[start of Source records]

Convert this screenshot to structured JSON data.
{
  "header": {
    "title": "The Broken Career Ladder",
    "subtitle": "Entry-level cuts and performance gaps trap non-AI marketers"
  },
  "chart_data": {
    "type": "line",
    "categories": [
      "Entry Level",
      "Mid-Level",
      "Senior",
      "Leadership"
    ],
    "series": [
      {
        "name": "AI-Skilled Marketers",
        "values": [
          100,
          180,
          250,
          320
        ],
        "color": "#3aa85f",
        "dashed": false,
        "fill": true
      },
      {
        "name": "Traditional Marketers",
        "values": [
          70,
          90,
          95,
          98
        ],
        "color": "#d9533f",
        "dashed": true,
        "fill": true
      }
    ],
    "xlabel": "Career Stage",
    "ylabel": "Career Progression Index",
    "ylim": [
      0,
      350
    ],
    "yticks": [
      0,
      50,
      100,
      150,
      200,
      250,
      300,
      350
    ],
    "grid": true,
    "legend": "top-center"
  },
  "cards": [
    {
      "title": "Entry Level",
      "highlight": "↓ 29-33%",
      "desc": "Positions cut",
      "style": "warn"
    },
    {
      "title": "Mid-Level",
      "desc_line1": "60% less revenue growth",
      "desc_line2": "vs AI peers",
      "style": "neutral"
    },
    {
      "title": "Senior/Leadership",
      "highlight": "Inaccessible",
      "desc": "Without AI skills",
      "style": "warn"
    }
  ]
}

[end of Source records]

[What the exercise asks]: Across the data, tally the lines containing "name" and give back the number alone.

[Exercise result]: 2